• [Set task]
Isolate every line in the data with the string "other" and copy it.

• [Data rows]

+ + +

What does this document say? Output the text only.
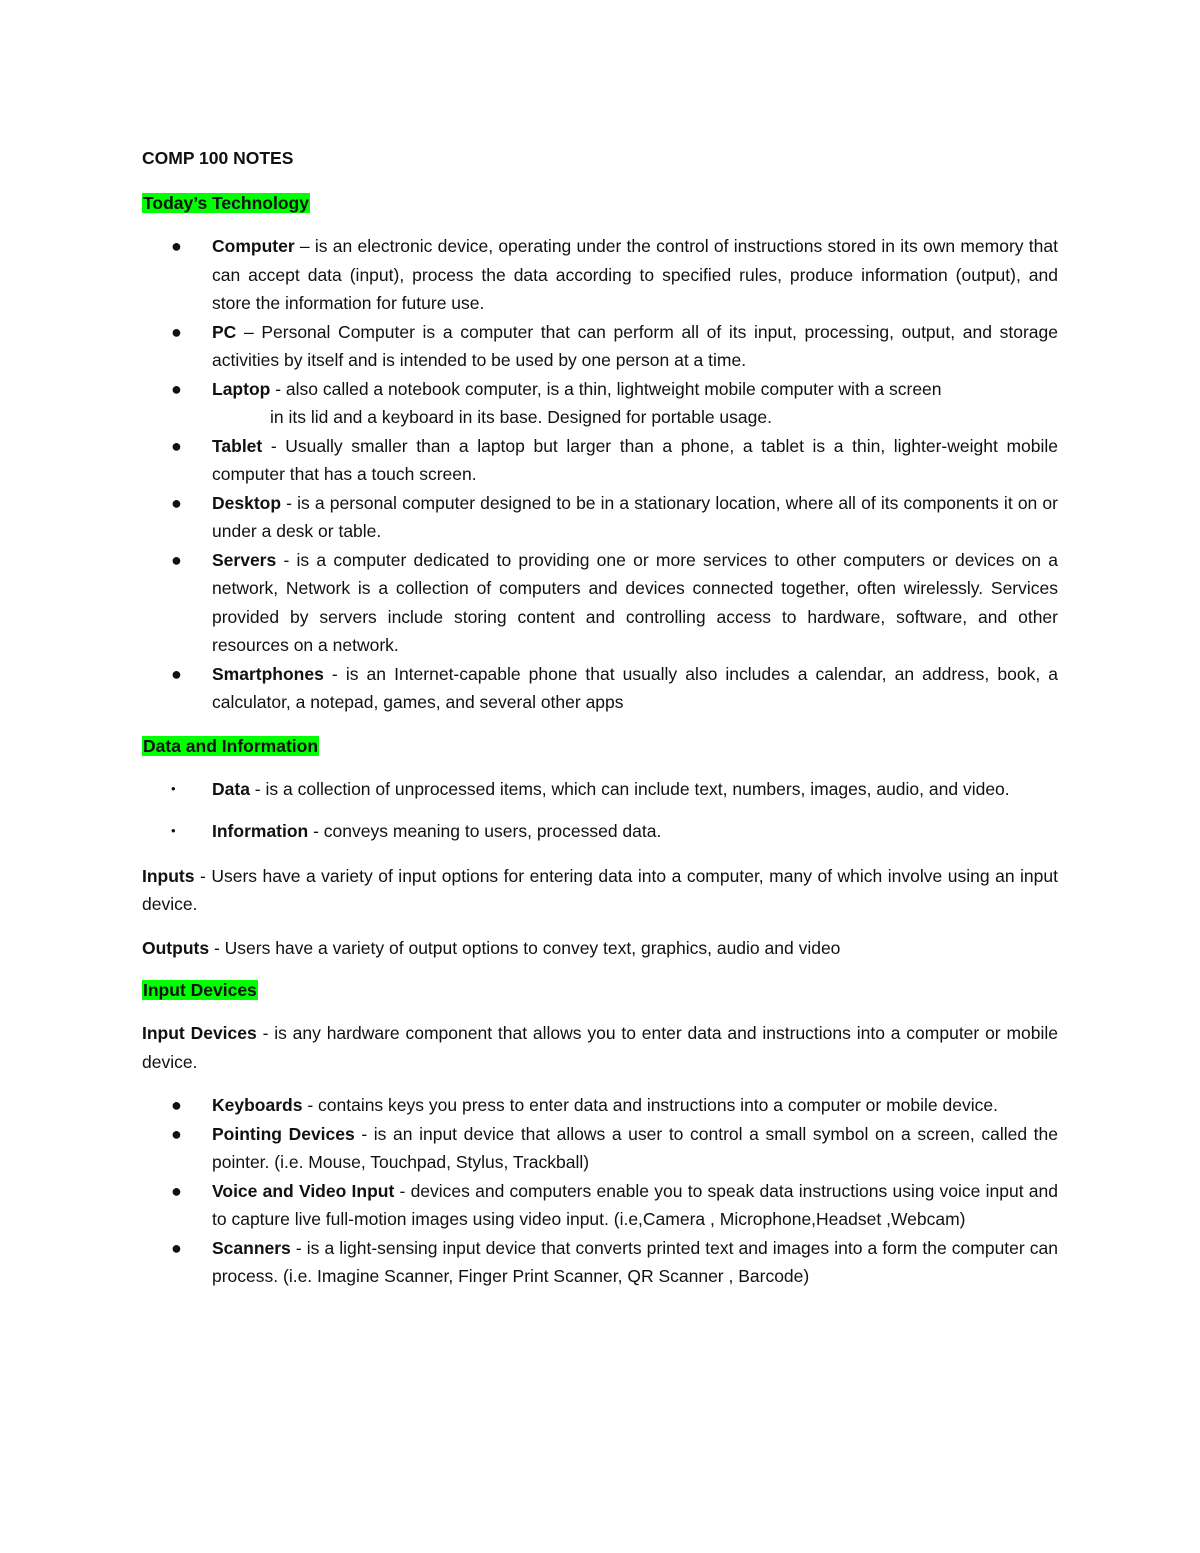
COMP 100 NOTES
Today’s Technology
● Computer – is an electronic device, operating under the control of instructions stored in its own memory that can accept data (input), process the data according to specified rules, produce information (output), and store the information for future use.
● PC – Personal Computer is a computer that can perform all of its input, processing, output, and storage activities by itself and is intended to be used by one person at a time.
● Laptop - also called a notebook computer, is a thin, lightweight mobile computer with a screen
in its lid and a keyboard in its base. Designed for portable usage.
● Tablet - Usually smaller than a laptop but larger than a phone, a tablet is a thin, lighter-weight mobile computer that has a touch screen.
● Desktop - is a personal computer designed to be in a stationary location, where all of its components it on or under a desk or table.
● Servers - is a computer dedicated to providing one or more services to other computers or devices on a network, Network is a collection of computers and devices connected together, often wirelessly. Services provided by servers include storing content and controlling access to hardware, software, and other resources on a network.
● Smartphones - is an Internet-capable phone that usually also includes a calendar, an address, book, a calculator, a notepad, games, and several other apps
Data and Information
• Data - is a collection of unprocessed items, which can include text, numbers, images, audio, and video.
• Information - conveys meaning to users, processed data.

Inputs - Users have a variety of input options for entering data into a computer, many of which involve using an input device.

Outputs - Users have a variety of output options to convey text, graphics, audio and video

Input Devices

Input Devices - is any hardware component that allows you to enter data and instructions into a computer or mobile device.

● Keyboards - contains keys you press to enter data and instructions into a computer or mobile device.
● Pointing Devices - is an input device that allows a user to control a small symbol on a screen, called the pointer. (i.e. Mouse, Touchpad, Stylus, Trackball)
● Voice and Video Input - devices and computers enable you to speak data instructions using voice input and to capture live full-motion images using video input. (i.e,Camera , Microphone,Headset ,Webcam)
● Scanners - is a light-sensing input device that converts printed text and images into a form the computer can process. (i.e. Imagine Scanner, Finger Print Scanner, QR Scanner , Barcode)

+ + +

• [Answer in full]
● Servers - is a computer dedicated to providing one or more services to other computers or devices on a network, Network is a collection of computers and devices connected together, often wirelessly. Services provided by servers include storing content and controlling access to hardware, software, and other resources on a network.
● Smartphones - is an Internet-capable phone that usually also includes a calendar, an address, book, a calculator, a notepad, games, and several other apps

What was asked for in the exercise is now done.